# [Problem details]
Look through the data and write out every line with the word "SRMTID" in it.
--- Begin ---
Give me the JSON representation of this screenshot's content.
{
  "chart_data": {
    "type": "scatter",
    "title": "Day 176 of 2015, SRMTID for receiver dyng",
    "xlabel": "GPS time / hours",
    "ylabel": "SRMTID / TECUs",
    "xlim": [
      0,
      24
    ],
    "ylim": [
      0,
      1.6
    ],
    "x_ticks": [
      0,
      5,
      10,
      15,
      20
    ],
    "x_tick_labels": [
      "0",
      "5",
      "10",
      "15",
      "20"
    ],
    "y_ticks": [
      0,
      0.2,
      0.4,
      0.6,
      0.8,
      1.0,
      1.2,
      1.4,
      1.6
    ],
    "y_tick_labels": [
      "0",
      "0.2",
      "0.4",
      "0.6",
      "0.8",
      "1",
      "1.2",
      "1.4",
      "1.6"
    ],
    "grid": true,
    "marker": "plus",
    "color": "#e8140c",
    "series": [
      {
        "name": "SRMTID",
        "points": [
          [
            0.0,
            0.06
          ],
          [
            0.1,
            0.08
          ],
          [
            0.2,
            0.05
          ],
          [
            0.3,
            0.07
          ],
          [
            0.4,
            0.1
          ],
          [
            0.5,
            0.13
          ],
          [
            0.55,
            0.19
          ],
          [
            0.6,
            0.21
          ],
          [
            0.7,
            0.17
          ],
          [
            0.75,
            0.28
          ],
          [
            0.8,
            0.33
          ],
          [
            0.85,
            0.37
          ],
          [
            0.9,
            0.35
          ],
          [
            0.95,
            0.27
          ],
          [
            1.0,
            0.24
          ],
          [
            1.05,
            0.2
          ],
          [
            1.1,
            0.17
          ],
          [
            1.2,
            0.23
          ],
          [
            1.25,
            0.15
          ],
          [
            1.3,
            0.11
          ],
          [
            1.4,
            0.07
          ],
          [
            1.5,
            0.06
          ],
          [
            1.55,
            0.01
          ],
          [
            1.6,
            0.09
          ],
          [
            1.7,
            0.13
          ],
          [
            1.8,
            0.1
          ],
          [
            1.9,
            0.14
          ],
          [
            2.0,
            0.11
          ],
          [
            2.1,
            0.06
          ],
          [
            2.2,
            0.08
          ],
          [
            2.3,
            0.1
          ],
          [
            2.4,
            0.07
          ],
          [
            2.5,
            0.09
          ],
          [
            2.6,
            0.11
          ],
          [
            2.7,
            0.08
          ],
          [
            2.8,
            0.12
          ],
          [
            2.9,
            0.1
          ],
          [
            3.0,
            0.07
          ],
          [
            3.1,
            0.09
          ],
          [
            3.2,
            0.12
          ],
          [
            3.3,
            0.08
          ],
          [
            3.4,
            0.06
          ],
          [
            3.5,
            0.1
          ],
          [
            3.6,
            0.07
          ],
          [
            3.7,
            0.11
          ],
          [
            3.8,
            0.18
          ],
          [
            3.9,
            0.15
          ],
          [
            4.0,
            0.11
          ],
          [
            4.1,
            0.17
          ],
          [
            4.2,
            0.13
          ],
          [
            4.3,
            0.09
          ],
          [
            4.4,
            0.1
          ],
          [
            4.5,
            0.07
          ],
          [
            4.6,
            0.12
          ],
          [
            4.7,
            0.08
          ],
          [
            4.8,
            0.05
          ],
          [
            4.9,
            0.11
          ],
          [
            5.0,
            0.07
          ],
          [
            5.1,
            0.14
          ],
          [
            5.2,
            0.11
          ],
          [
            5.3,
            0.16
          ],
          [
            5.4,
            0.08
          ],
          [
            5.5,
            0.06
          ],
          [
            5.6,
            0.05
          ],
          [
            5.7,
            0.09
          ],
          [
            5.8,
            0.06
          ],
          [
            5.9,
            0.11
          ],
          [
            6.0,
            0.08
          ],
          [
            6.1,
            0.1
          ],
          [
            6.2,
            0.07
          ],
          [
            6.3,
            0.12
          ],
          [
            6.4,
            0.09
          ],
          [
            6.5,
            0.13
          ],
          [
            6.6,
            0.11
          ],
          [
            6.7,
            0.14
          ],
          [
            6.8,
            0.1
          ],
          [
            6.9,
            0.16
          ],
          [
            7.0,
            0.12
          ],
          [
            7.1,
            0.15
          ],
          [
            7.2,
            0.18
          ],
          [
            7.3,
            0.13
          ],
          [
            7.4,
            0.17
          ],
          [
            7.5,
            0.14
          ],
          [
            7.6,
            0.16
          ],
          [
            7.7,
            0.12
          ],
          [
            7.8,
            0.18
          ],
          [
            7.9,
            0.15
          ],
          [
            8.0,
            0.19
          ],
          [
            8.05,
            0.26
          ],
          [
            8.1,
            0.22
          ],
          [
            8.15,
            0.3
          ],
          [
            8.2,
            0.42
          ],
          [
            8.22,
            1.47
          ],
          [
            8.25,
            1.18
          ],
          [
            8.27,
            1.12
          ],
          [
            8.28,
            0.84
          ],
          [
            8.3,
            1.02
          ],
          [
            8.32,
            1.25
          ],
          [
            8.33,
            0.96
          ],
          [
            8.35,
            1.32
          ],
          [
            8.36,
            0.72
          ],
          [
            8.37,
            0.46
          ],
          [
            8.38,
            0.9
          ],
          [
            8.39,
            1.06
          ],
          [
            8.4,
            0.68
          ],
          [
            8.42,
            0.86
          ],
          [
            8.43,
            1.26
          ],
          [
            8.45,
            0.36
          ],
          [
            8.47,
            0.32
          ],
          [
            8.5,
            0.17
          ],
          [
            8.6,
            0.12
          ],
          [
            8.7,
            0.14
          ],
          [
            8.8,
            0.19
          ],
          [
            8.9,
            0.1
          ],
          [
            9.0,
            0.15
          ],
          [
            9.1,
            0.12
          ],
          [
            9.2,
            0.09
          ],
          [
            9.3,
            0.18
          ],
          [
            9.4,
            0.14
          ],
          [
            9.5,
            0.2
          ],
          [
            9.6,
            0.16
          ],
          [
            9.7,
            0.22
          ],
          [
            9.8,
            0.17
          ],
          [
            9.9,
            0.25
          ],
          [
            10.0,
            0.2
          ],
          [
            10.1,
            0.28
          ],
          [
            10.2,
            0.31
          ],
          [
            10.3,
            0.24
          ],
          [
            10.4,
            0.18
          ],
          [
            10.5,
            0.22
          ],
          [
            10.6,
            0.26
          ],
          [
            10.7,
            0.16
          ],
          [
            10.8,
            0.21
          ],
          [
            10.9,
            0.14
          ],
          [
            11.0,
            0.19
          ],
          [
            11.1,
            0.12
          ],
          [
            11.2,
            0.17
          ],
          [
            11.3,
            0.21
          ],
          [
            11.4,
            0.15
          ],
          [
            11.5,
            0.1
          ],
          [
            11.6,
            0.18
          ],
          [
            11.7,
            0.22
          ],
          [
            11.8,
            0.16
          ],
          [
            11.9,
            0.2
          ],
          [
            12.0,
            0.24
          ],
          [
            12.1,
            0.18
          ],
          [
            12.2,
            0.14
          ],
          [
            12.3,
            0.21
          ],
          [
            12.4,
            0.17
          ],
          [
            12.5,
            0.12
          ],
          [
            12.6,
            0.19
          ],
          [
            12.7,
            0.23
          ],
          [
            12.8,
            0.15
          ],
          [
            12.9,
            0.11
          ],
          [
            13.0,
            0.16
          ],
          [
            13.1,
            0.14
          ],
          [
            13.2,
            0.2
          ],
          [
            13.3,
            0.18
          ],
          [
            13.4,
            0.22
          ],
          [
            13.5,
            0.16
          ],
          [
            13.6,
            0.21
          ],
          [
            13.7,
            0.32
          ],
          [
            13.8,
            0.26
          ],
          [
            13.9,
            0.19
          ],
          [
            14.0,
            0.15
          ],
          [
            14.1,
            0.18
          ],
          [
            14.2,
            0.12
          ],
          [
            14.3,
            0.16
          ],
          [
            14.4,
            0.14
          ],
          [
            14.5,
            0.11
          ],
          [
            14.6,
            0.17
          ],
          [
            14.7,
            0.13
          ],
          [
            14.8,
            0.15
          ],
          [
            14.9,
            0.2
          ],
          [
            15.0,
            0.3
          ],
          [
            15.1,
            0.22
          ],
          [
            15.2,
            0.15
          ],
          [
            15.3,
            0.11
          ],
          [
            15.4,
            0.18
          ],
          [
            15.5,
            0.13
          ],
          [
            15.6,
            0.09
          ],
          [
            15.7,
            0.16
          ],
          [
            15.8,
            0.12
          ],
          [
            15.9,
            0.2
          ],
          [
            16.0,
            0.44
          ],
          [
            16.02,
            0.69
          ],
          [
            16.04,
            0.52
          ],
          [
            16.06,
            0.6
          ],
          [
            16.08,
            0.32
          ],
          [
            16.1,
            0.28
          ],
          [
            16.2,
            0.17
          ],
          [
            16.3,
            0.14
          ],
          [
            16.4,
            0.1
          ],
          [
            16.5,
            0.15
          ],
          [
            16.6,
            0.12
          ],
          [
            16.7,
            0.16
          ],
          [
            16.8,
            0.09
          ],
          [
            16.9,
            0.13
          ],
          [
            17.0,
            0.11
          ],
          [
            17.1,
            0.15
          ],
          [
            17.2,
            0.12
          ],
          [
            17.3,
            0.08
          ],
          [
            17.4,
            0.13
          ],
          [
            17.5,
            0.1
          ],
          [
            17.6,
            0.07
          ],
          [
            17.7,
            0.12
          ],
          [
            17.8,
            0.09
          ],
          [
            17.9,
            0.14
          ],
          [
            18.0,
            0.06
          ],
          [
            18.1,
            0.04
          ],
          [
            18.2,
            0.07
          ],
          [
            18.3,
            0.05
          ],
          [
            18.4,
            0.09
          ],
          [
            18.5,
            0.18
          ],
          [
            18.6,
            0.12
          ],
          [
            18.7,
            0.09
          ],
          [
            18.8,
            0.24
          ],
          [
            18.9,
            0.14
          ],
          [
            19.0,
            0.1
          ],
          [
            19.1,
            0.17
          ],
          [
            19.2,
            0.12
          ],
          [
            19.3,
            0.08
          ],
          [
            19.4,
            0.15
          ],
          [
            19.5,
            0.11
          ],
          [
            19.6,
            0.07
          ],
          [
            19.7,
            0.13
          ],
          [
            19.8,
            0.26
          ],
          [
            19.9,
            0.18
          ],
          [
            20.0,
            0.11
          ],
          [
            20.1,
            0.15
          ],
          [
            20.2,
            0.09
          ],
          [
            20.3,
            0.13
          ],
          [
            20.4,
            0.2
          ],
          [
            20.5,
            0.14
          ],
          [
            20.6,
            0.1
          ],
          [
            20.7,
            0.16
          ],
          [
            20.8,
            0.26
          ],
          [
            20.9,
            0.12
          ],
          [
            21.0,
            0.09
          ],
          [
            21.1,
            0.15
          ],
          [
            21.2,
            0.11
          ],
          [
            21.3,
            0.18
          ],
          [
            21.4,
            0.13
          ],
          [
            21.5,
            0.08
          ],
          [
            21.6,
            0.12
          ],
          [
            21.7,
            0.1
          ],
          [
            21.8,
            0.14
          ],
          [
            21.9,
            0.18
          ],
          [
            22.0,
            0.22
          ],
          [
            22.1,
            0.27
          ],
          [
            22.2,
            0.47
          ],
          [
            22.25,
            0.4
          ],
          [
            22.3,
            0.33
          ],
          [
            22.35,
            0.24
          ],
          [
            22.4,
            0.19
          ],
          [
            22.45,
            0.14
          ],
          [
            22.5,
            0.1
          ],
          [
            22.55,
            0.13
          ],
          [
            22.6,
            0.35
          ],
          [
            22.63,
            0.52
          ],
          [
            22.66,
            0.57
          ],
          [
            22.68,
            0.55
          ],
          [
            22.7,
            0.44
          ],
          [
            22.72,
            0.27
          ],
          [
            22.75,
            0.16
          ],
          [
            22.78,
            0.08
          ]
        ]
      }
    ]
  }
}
--- End ---
# [Complete answer]
    "title": "Day 176 of 2015, SRMTID for receiver dyng",
    "ylabel": "SRMTID / TECUs",
        "name": "SRMTID",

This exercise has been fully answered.